From the entries below, extract every line that includes the word "JSON".

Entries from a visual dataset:
--- start ---

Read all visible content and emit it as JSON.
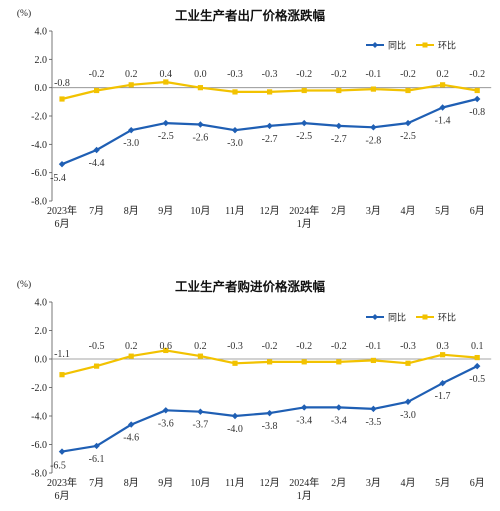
{
  "colors": {
    "yoy": "#1f5fb4",
    "mom": "#f2c200",
    "axis": "#555555",
    "grid": "#cccccc"
  },
  "chart_data": [
    {
      "type": "line",
      "title": "工业生产者出厂价格涨跌幅",
      "unit": "(%)",
      "categories": [
        [
          "2023年",
          "6月"
        ],
        [
          "7月"
        ],
        [
          "8月"
        ],
        [
          "9月"
        ],
        [
          "10月"
        ],
        [
          "11月"
        ],
        [
          "12月"
        ],
        [
          "2024年",
          "1月"
        ],
        [
          "2月"
        ],
        [
          "3月"
        ],
        [
          "4月"
        ],
        [
          "5月"
        ],
        [
          "6月"
        ]
      ],
      "ylim": [
        -8.0,
        4.0
      ],
      "yticks": [
        "4.0",
        "2.0",
        "0.0",
        "-2.0",
        "-4.0",
        "-6.0",
        "-8.0"
      ],
      "legend": "top-right",
      "series": [
        {
          "name": "同比",
          "key": "yoy",
          "marker": "diamond",
          "values": [
            -5.4,
            -4.4,
            -3.0,
            -2.5,
            -2.6,
            -3.0,
            -2.7,
            -2.5,
            -2.7,
            -2.8,
            -2.5,
            -1.4,
            -0.8
          ],
          "labels": [
            "-5.4",
            "-4.4",
            "-3.0",
            "-2.5",
            "-2.6",
            "-3.0",
            "-2.7",
            "-2.5",
            "-2.7",
            "-2.8",
            "-2.5",
            "-1.4",
            "-0.8"
          ]
        },
        {
          "name": "环比",
          "key": "mom",
          "marker": "square",
          "values": [
            -0.8,
            -0.2,
            0.2,
            0.4,
            0.0,
            -0.3,
            -0.3,
            -0.2,
            -0.2,
            -0.1,
            -0.2,
            0.2,
            -0.2
          ],
          "labels": [
            "-0.8",
            "-0.2",
            "0.2",
            "0.4",
            "0.0",
            "-0.3",
            "-0.3",
            "-0.2",
            "-0.2",
            "-0.1",
            "-0.2",
            "0.2",
            "-0.2"
          ]
        }
      ]
    },
    {
      "type": "line",
      "title": "工业生产者购进价格涨跌幅",
      "unit": "(%)",
      "categories": [
        [
          "2023年",
          "6月"
        ],
        [
          "7月"
        ],
        [
          "8月"
        ],
        [
          "9月"
        ],
        [
          "10月"
        ],
        [
          "11月"
        ],
        [
          "12月"
        ],
        [
          "2024年",
          "1月"
        ],
        [
          "2月"
        ],
        [
          "3月"
        ],
        [
          "4月"
        ],
        [
          "5月"
        ],
        [
          "6月"
        ]
      ],
      "ylim": [
        -8.0,
        4.0
      ],
      "yticks": [
        "4.0",
        "2.0",
        "0.0",
        "-2.0",
        "-4.0",
        "-6.0",
        "-8.0"
      ],
      "legend": "top-right",
      "series": [
        {
          "name": "同比",
          "key": "yoy",
          "marker": "diamond",
          "values": [
            -6.5,
            -6.1,
            -4.6,
            -3.6,
            -3.7,
            -4.0,
            -3.8,
            -3.4,
            -3.4,
            -3.5,
            -3.0,
            -1.7,
            -0.5
          ],
          "labels": [
            "-6.5",
            "-6.1",
            "-4.6",
            "-3.6",
            "-3.7",
            "-4.0",
            "-3.8",
            "-3.4",
            "-3.4",
            "-3.5",
            "-3.0",
            "-1.7",
            "-0.5"
          ]
        },
        {
          "name": "环比",
          "key": "mom",
          "marker": "square",
          "values": [
            -1.1,
            -0.5,
            0.2,
            0.6,
            0.2,
            -0.3,
            -0.2,
            -0.2,
            -0.2,
            -0.1,
            -0.3,
            0.3,
            0.1
          ],
          "labels": [
            "-1.1",
            "-0.5",
            "0.2",
            "0.6",
            "0.2",
            "-0.3",
            "-0.2",
            "-0.2",
            "-0.2",
            "-0.1",
            "-0.3",
            "0.3",
            "0.1"
          ]
        }
      ]
    }
  ]
}
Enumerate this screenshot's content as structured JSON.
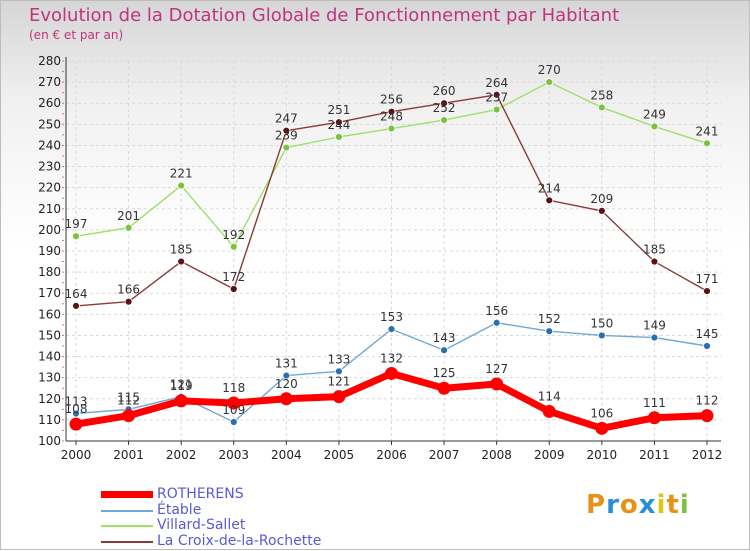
{
  "header": {
    "title": "Evolution de la Dotation Globale de Fonctionnement par Habitant",
    "subtitle": "(en € et par an)"
  },
  "logo": {
    "letters": [
      "P",
      "r",
      "o",
      "x",
      "i",
      "t",
      "i"
    ],
    "colors": [
      "#e8901a",
      "#2a8fd6",
      "#e8901a",
      "#2a8fd6",
      "#d9c81a",
      "#e8901a",
      "#7cc242"
    ]
  },
  "chart_data": {
    "type": "line",
    "title": "Evolution de la Dotation Globale de Fonctionnement par Habitant",
    "subtitle": "(en € et par an)",
    "x": [
      "2000",
      "2001",
      "2002",
      "2003",
      "2004",
      "2005",
      "2006",
      "2007",
      "2008",
      "2009",
      "2010",
      "2011",
      "2012"
    ],
    "yticks": [
      100,
      110,
      120,
      130,
      140,
      150,
      160,
      170,
      180,
      190,
      200,
      210,
      220,
      230,
      240,
      250,
      260,
      270,
      280
    ],
    "ylim": [
      100,
      280
    ],
    "grid": true,
    "legend_position": "bottom-left",
    "series": [
      {
        "name": "ROTHERENS",
        "color": "#ff0000",
        "marker_color": "#ff0000",
        "values": [
          108,
          112,
          119,
          118,
          120,
          121,
          132,
          125,
          127,
          114,
          106,
          111,
          112
        ]
      },
      {
        "name": "Étable",
        "color": "#6fa8d6",
        "marker_color": "#2a6fb4",
        "values": [
          113,
          115,
          121,
          109,
          131,
          133,
          153,
          143,
          156,
          152,
          150,
          149,
          145
        ]
      },
      {
        "name": "Villard-Sallet",
        "color": "#9ee06a",
        "marker_color": "#7cc242",
        "values": [
          197,
          201,
          221,
          192,
          239,
          244,
          248,
          252,
          257,
          270,
          258,
          249,
          241
        ]
      },
      {
        "name": "La Croix-de-la-Rochette",
        "color": "#8b3a3a",
        "marker_color": "#5a1212",
        "values": [
          164,
          166,
          185,
          172,
          247,
          251,
          256,
          260,
          264,
          214,
          209,
          185,
          171
        ]
      }
    ]
  }
}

--- end ---

RESPONSE:
Read all visible content and emit it as JSON.
Enumerate this screenshot's content as structured JSON.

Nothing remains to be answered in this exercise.